Copy out each line of the listing that has the word "name" in it.

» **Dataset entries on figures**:

◇ ◇ ◇ ◇

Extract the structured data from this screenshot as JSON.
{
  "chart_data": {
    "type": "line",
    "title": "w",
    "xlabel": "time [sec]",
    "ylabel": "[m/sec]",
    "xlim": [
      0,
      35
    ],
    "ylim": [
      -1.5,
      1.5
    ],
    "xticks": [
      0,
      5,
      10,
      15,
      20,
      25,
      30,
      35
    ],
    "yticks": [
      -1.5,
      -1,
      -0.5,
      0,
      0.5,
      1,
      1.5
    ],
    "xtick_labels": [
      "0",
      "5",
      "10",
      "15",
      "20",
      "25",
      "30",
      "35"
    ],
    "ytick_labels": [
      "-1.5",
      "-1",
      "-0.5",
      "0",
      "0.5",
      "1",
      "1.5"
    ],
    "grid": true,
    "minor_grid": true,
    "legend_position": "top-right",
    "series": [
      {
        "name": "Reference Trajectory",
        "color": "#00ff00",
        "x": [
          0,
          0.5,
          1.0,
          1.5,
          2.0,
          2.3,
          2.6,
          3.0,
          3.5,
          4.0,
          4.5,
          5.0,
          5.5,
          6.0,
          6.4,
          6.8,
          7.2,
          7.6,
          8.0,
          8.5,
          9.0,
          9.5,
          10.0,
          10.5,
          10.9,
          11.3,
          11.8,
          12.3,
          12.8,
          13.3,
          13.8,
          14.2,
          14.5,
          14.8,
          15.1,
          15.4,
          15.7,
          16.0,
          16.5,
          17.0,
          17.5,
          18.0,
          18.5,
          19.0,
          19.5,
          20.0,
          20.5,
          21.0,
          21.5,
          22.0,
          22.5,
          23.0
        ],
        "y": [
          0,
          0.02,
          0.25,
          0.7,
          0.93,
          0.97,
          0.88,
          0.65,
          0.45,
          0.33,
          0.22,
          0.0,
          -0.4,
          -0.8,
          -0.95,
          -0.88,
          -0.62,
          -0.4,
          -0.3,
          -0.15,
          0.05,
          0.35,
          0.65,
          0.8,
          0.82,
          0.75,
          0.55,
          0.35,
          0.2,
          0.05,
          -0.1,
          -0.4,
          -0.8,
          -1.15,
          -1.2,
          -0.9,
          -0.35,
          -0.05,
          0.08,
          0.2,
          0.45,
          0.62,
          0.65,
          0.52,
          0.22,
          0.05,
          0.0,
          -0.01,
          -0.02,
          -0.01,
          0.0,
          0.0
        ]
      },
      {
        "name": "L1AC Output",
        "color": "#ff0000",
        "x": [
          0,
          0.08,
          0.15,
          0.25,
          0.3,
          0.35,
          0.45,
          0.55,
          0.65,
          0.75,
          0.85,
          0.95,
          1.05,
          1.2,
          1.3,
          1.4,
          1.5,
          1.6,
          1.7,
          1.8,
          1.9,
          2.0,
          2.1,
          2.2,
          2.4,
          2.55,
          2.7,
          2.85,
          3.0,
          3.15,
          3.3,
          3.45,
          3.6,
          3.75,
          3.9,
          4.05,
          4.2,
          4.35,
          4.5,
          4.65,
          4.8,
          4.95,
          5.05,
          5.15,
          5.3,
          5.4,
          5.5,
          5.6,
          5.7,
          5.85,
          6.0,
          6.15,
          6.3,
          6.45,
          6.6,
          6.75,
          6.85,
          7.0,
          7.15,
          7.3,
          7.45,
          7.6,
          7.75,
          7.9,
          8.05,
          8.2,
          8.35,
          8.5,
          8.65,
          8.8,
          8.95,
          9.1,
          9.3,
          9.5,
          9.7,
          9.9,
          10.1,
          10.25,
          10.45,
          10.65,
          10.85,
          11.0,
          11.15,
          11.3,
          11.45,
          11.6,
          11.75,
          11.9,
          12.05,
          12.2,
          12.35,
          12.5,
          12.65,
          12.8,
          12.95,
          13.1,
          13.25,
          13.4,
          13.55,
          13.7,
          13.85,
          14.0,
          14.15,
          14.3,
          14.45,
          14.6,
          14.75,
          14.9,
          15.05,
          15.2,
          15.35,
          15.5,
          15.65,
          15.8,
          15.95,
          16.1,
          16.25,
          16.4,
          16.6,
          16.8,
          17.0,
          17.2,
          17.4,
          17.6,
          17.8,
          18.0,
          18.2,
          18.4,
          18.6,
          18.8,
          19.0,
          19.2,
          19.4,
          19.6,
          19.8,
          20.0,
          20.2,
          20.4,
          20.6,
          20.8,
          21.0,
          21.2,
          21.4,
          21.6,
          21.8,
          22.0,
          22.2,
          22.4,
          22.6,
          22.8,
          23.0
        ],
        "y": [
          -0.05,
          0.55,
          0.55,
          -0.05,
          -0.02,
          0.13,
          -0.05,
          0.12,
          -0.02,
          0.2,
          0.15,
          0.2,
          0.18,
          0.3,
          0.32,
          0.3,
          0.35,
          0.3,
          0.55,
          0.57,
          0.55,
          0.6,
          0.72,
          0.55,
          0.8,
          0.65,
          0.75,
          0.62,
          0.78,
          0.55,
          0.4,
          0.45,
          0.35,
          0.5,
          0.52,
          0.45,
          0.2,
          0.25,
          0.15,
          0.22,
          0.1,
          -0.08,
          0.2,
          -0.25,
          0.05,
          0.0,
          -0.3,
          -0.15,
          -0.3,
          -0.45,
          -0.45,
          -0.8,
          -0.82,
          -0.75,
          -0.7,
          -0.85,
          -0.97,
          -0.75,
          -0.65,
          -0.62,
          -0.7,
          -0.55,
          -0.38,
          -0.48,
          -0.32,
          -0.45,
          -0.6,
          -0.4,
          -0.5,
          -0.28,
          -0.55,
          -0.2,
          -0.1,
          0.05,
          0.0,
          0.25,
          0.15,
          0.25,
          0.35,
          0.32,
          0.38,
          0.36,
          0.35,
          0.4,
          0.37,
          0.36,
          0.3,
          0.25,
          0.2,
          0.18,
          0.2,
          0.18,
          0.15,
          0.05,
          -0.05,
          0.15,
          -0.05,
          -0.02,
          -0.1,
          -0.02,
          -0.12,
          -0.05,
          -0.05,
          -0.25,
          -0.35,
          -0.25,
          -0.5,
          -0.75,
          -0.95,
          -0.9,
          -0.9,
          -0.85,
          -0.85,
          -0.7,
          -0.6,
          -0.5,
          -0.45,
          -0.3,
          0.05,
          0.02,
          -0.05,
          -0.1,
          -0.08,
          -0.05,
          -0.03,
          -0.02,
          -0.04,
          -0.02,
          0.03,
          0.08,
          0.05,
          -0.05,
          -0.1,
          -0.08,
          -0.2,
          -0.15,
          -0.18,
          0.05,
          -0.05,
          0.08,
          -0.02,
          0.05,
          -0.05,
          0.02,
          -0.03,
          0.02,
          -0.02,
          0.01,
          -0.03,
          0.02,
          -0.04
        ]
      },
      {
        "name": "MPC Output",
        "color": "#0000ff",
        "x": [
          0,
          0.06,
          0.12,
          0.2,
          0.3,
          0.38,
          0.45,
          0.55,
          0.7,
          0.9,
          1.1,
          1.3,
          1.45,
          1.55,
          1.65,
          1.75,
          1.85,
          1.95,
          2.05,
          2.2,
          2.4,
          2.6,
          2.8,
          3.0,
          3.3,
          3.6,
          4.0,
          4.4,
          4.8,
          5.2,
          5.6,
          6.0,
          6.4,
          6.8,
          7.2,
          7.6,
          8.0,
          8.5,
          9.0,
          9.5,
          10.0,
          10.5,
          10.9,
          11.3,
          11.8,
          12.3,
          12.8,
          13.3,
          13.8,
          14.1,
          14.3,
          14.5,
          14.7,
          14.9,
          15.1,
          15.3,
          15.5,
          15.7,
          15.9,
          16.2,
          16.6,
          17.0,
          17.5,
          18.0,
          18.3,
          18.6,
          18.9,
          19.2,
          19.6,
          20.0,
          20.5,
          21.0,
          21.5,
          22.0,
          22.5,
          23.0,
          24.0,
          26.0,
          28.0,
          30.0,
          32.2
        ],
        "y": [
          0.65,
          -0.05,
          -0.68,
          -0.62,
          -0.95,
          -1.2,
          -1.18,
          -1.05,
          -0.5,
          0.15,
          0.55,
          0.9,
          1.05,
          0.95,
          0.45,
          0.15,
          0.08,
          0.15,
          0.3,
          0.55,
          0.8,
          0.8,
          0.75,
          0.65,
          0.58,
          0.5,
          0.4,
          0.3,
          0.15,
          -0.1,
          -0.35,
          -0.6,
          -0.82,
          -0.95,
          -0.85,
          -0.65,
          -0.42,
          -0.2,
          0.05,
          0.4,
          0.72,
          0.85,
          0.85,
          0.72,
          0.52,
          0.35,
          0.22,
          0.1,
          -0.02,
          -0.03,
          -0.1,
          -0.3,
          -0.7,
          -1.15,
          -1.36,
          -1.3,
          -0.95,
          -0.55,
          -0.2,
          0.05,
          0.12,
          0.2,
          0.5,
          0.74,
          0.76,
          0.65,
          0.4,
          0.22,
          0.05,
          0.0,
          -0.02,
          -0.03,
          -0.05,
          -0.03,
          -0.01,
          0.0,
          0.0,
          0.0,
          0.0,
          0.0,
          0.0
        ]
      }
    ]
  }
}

◇ ◇ ◇ ◇

» **The output**:
        "name": "Reference Trajectory",
        "name": "L1AC Output",
        "name": "MPC Output",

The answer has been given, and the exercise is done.